[Extracted data entries]
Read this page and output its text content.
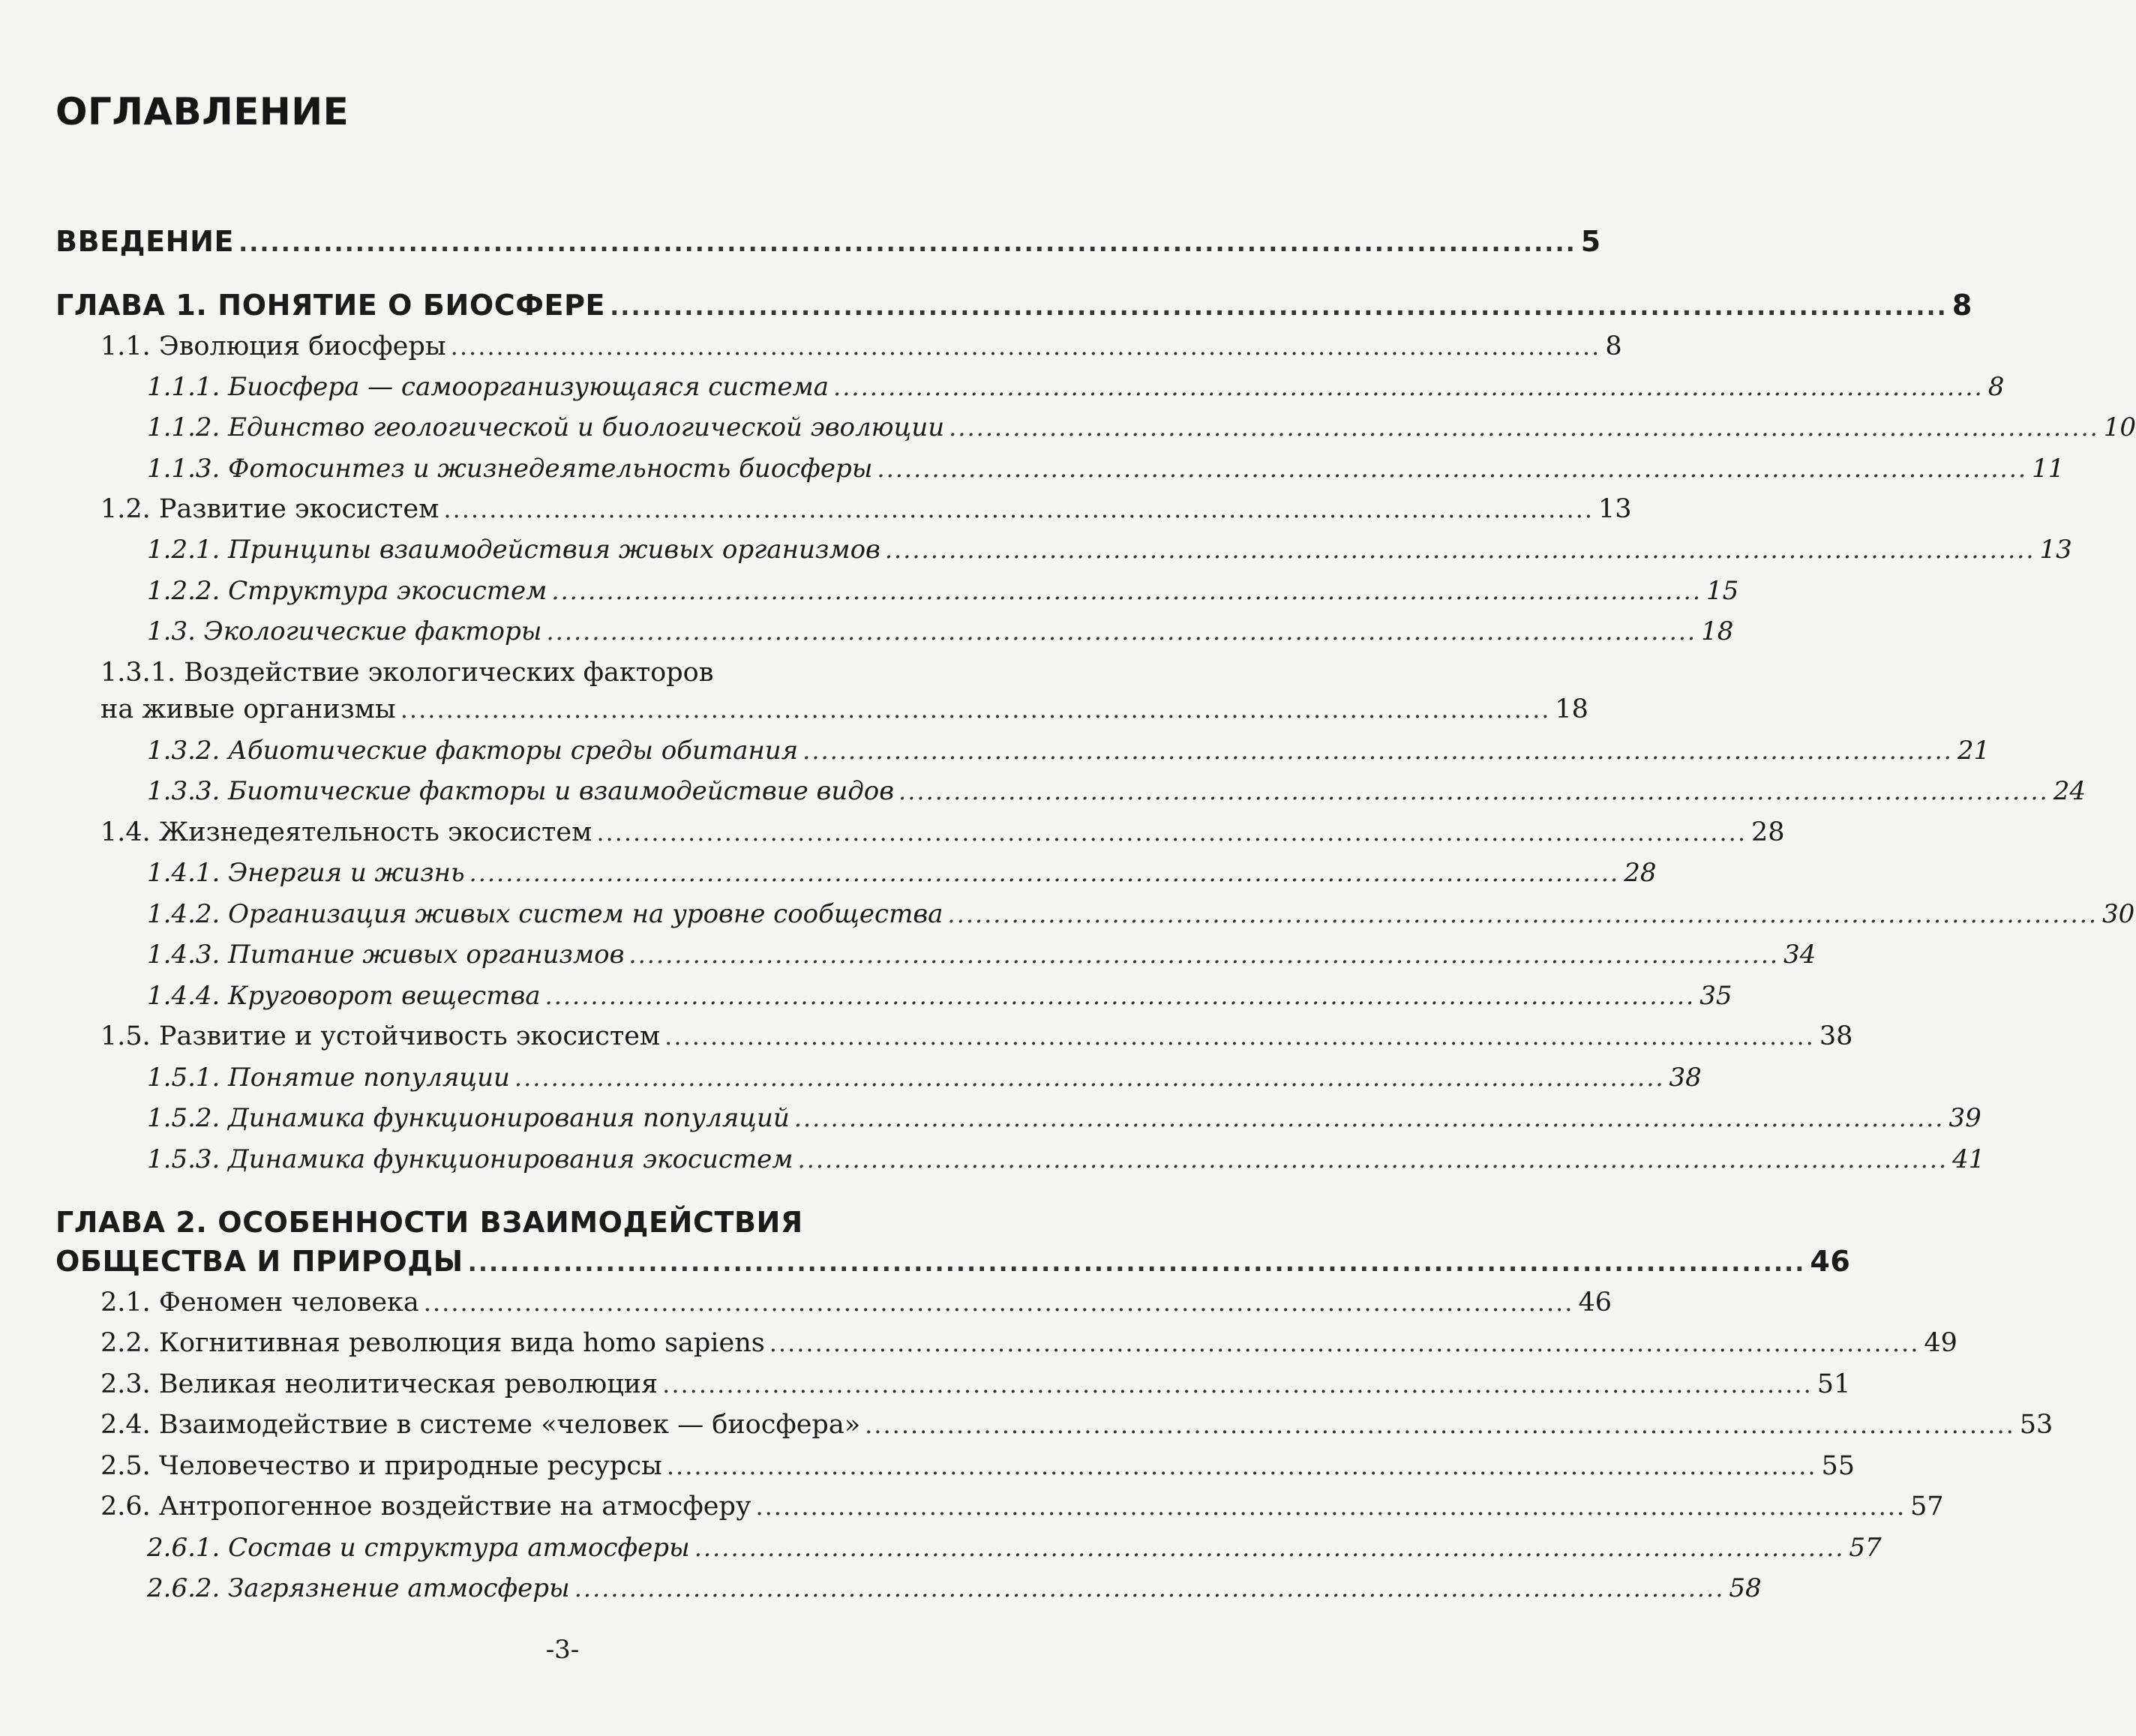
ОГЛАВЛЕНИЕ
ВВЕДЕНИЕ .............................................................................................................................. 5
ГЛАВА 1. ПОНЯТИЕ О БИОСФЕРЕ .............................................................................................................................. 8
1.1. Эволюция биосферы .............................................................................................................................. 8
1.1.1. Биосфера — самоорганизующаяся система .............................................................................................................................. 8
1.1.2. Единство геологической и биологической эволюции .............................................................................................................................. 10
1.1.3. Фотосинтез и жизнедеятельность биосферы .............................................................................................................................. 11
1.2. Развитие экосистем .............................................................................................................................. 13
1.2.1. Принципы взаимодействия живых организмов .............................................................................................................................. 13
1.2.2. Структура экосистем .............................................................................................................................. 15
1.3. Экологические факторы .............................................................................................................................. 18
1.3.1. Воздействие экологических факторов
на живые организмы .............................................................................................................................. 18
1.3.2. Абиотические факторы среды обитания .............................................................................................................................. 21
1.3.3. Биотические факторы и взаимодействие видов .............................................................................................................................. 24
1.4. Жизнедеятельность экосистем .............................................................................................................................. 28
1.4.1. Энергия и жизнь .............................................................................................................................. 28
1.4.2. Организация живых систем на уровне сообщества .............................................................................................................................. 30
1.4.3. Питание живых организмов .............................................................................................................................. 34
1.4.4. Круговорот вещества .............................................................................................................................. 35
1.5. Развитие и устойчивость экосистем .............................................................................................................................. 38
1.5.1. Понятие популяции .............................................................................................................................. 38
1.5.2. Динамика функционирования популяций .............................................................................................................................. 39
1.5.3. Динамика функционирования экосистем .............................................................................................................................. 41
ГЛАВА 2. ОСОБЕННОСТИ ВЗАИМОДЕЙСТВИЯ
ОБЩЕСТВА И ПРИРОДЫ .............................................................................................................................. 46
2.1. Феномен человека .............................................................................................................................. 46
2.2. Когнитивная революция вида homo sapiens .............................................................................................................................. 49
2.3. Великая неолитическая революция .............................................................................................................................. 51
2.4. Взаимодействие в системе «человек — биосфера» .............................................................................................................................. 53
2.5. Человечество и природные ресурсы .............................................................................................................................. 55
2.6. Антропогенное воздействие на атмосферу .............................................................................................................................. 57
2.6.1. Состав и структура атмосферы .............................................................................................................................. 57
2.6.2. Загрязнение атмосферы .............................................................................................................................. 58
-3-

— WHAT TO DO —
Copy out every line of the listing that contains the string "Динамика".

— REPLY —
1.5.2. Динамика функционирования популяций .............................................................................................................................. 39
1.5.3. Динамика функционирования экосистем .............................................................................................................................. 41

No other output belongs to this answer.